-- start --
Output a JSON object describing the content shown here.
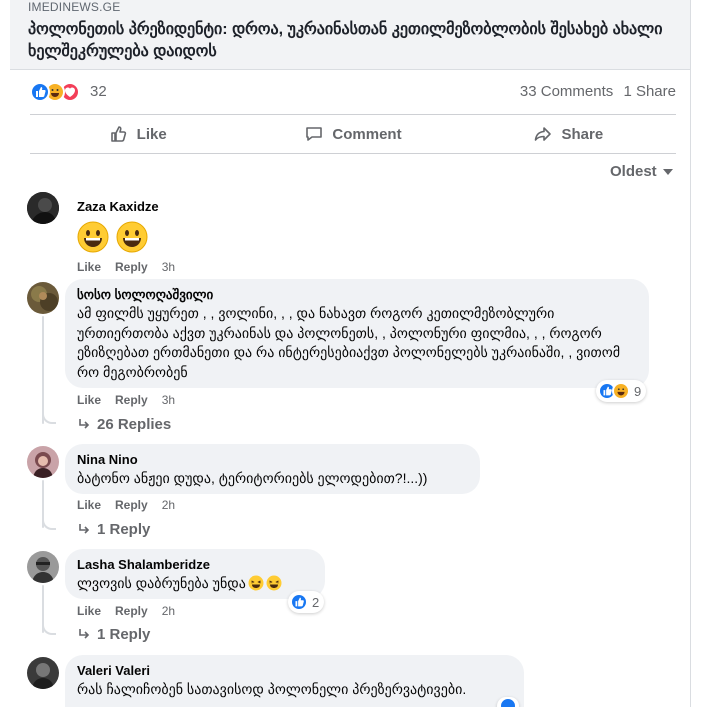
{
  "post": {
    "domain": "IMEDINEWS.GE",
    "headline": "პოლონეთის პრეზიდენტი: დროა, უკრაინასთან კეთილმეზობლობის შესახებ ახალი ხელშეკრულება დაიდოს"
  },
  "stats": {
    "reaction_icons": [
      "like-icon",
      "haha-icon",
      "love-icon"
    ],
    "reaction_count": "32",
    "comments": "33 Comments",
    "shares": "1 Share"
  },
  "actions": {
    "like": "Like",
    "comment": "Comment",
    "share": "Share"
  },
  "sort": {
    "label": "Oldest"
  },
  "comments": [
    {
      "author": "Zaza Kaxidze",
      "text": "",
      "emojis": [
        "grinning-face-emoji",
        "grinning-face-emoji"
      ],
      "like": "Like",
      "reply": "Reply",
      "time": "3h"
    },
    {
      "author": "სოსო სოლოღაშვილი",
      "text": "ამ ფილმს უყურეთ , , ვოლინი, , , და ნახავთ როგორ კეთილმეზობლური ურთიერთობა აქვთ უკრაინას და პოლონეთს, , პოლონური ფილმია, , , როგორ ეზიზღებათ ერთმანეთი და რა ინტერესებიაქვთ პოლონელებს უკრაინაში, , ვითომ რო მეგობრობენ",
      "like": "Like",
      "reply": "Reply",
      "time": "3h",
      "reaction_icons": [
        "like-icon",
        "haha-icon"
      ],
      "reaction_count": "9",
      "replies": "26 Replies"
    },
    {
      "author": "Nina Nino",
      "text": "ბატონო ანჟეი დუდა, ტერიტორიებს ელოდებით?!...))",
      "like": "Like",
      "reply": "Reply",
      "time": "2h",
      "replies": "1 Reply"
    },
    {
      "author": "Lasha Shalamberidze",
      "text": "ლვოვის დაბრუნება უნდა",
      "emojis": [
        "laughing-face-emoji",
        "laughing-face-emoji"
      ],
      "like": "Like",
      "reply": "Reply",
      "time": "2h",
      "reaction_icons": [
        "like-icon"
      ],
      "reaction_count": "2",
      "replies": "1 Reply"
    },
    {
      "author": "Valeri Valeri",
      "text": "რას ჩალიჩობენ სათავისოდ პოლონელი პრეზერვატივები.",
      "reaction_icons": [
        "like-icon"
      ]
    }
  ],
  "colors": {
    "accent": "#1877f2",
    "haha": "#f7b125",
    "love": "#f33e58",
    "bubble": "#f0f2f5",
    "muted": "#65676b"
  }
}
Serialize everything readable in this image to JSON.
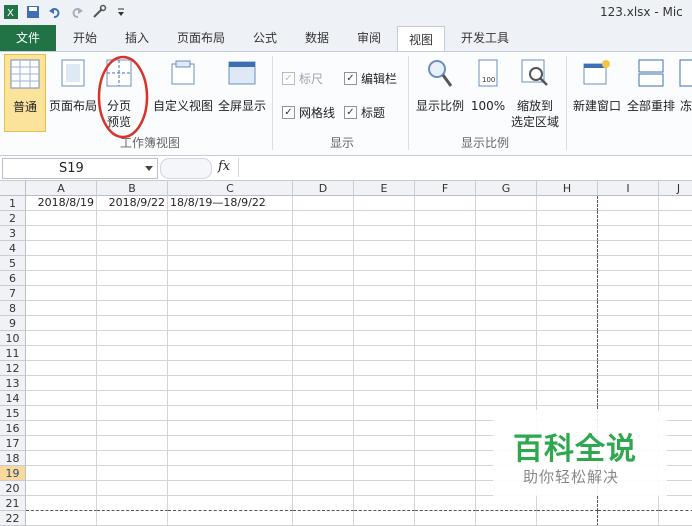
{
  "window": {
    "title": "123.xlsx  -  Mic"
  },
  "qat": {
    "icons": [
      "excel-logo-icon",
      "save-icon",
      "undo-icon",
      "redo-icon",
      "tools-icon",
      "customize-icon"
    ]
  },
  "tabs": [
    "文件",
    "开始",
    "插入",
    "页面布局",
    "公式",
    "数据",
    "审阅",
    "视图",
    "开发工具"
  ],
  "ribbon": {
    "workbook_views": {
      "label": "工作簿视图",
      "buttons": [
        "普通",
        "页面布局",
        "分页",
        "预览",
        "自定义视图",
        "全屏显示"
      ]
    },
    "show": {
      "label": "显示",
      "ruler": "标尺",
      "formula_bar": "编辑栏",
      "gridlines": "网格线",
      "headings": "标题"
    },
    "zoom": {
      "label": "显示比例",
      "zoom": "显示比例",
      "hundred": "100%",
      "fit1": "缩放到",
      "fit2": "选定区域"
    },
    "window": {
      "new_window": "新建窗口",
      "arrange_all": "全部重排",
      "freeze": "冻"
    }
  },
  "formula_bar": {
    "name_box": "S19",
    "fx": "fx"
  },
  "sheet": {
    "columns": [
      "A",
      "B",
      "C",
      "D",
      "E",
      "F",
      "G",
      "H",
      "I",
      "J"
    ],
    "rows": [
      "1",
      "2",
      "3",
      "4",
      "5",
      "6",
      "7",
      "8",
      "9",
      "10",
      "11",
      "12",
      "13",
      "14",
      "15",
      "16",
      "17",
      "18",
      "19",
      "20",
      "21",
      "22"
    ],
    "cells": {
      "A1": "2018/8/19",
      "B1": "2018/9/22",
      "C1": "18/8/19—18/9/22"
    },
    "active_row": "19"
  },
  "watermark": {
    "line1": "百科全说",
    "line2": "助你轻松解决"
  }
}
-- end --
Print the complete listing exactly, apart from any pictures.

Output a JSON object describing the content shown here.
{
  "post": {
    "domain": "IMEDINEWS.GE",
    "headline": "პოლონეთის პრეზიდენტი: დროა, უკრაინასთან კეთილმეზობლობის შესახებ ახალი ხელშეკრულება დაიდოს"
  },
  "stats": {
    "reaction_icons": [
      "like-icon",
      "haha-icon",
      "love-icon"
    ],
    "reaction_count": "32",
    "comments": "33 Comments",
    "shares": "1 Share"
  },
  "actions": {
    "like": "Like",
    "comment": "Comment",
    "share": "Share"
  },
  "sort": {
    "label": "Oldest"
  },
  "comments": [
    {
      "author": "Zaza Kaxidze",
      "text": "",
      "emojis": [
        "grinning-face-emoji",
        "grinning-face-emoji"
      ],
      "like": "Like",
      "reply": "Reply",
      "time": "3h"
    },
    {
      "author": "სოსო სოლოღაშვილი",
      "text": "ამ ფილმს უყურეთ , , ვოლინი, , , და ნახავთ როგორ კეთილმეზობლური ურთიერთობა აქვთ უკრაინას და პოლონეთს, , პოლონური ფილმია, , , როგორ ეზიზღებათ ერთმანეთი და რა ინტერესებიაქვთ პოლონელებს უკრაინაში, , ვითომ რო მეგობრობენ",
      "like": "Like",
      "reply": "Reply",
      "time": "3h",
      "reaction_icons": [
        "like-icon",
        "haha-icon"
      ],
      "reaction_count": "9",
      "replies": "26 Replies"
    },
    {
      "author": "Nina Nino",
      "text": "ბატონო ანჟეი დუდა, ტერიტორიებს ელოდებით?!...))",
      "like": "Like",
      "reply": "Reply",
      "time": "2h",
      "replies": "1 Reply"
    },
    {
      "author": "Lasha Shalamberidze",
      "text": "ლვოვის დაბრუნება უნდა",
      "emojis": [
        "laughing-face-emoji",
        "laughing-face-emoji"
      ],
      "like": "Like",
      "reply": "Reply",
      "time": "2h",
      "reaction_icons": [
        "like-icon"
      ],
      "reaction_count": "2",
      "replies": "1 Reply"
    },
    {
      "author": "Valeri Valeri",
      "text": "რას ჩალიჩობენ სათავისოდ პოლონელი პრეზერვატივები.",
      "reaction_icons": [
        "like-icon"
      ]
    }
  ],
  "colors": {
    "accent": "#1877f2",
    "haha": "#f7b125",
    "love": "#f33e58",
    "bubble": "#f0f2f5",
    "muted": "#65676b"
  }
}
Serialize everything readable in this image to JSON.
{
  "window": {
    "title": "123.xlsx  -  Mic"
  },
  "qat": {
    "icons": [
      "excel-logo-icon",
      "save-icon",
      "undo-icon",
      "redo-icon",
      "tools-icon",
      "customize-icon"
    ]
  },
  "tabs": [
    "文件",
    "开始",
    "插入",
    "页面布局",
    "公式",
    "数据",
    "审阅",
    "视图",
    "开发工具"
  ],
  "ribbon": {
    "workbook_views": {
      "label": "工作簿视图",
      "buttons": [
        "普通",
        "页面布局",
        "分页",
        "预览",
        "自定义视图",
        "全屏显示"
      ]
    },
    "show": {
      "label": "显示",
      "ruler": "标尺",
      "formula_bar": "编辑栏",
      "gridlines": "网格线",
      "headings": "标题"
    },
    "zoom": {
      "label": "显示比例",
      "zoom": "显示比例",
      "hundred": "100%",
      "fit1": "缩放到",
      "fit2": "选定区域"
    },
    "window": {
      "new_window": "新建窗口",
      "arrange_all": "全部重排",
      "freeze": "冻"
    }
  },
  "formula_bar": {
    "name_box": "S19",
    "fx": "fx"
  },
  "sheet": {
    "columns": [
      "A",
      "B",
      "C",
      "D",
      "E",
      "F",
      "G",
      "H",
      "I",
      "J"
    ],
    "rows": [
      "1",
      "2",
      "3",
      "4",
      "5",
      "6",
      "7",
      "8",
      "9",
      "10",
      "11",
      "12",
      "13",
      "14",
      "15",
      "16",
      "17",
      "18",
      "19",
      "20",
      "21",
      "22"
    ],
    "cells": {
      "A1": "2018/8/19",
      "B1": "2018/9/22",
      "C1": "18/8/19—18/9/22"
    },
    "active_row": "19"
  },
  "watermark": {
    "line1": "百科全说",
    "line2": "助你轻松解决"
  }
}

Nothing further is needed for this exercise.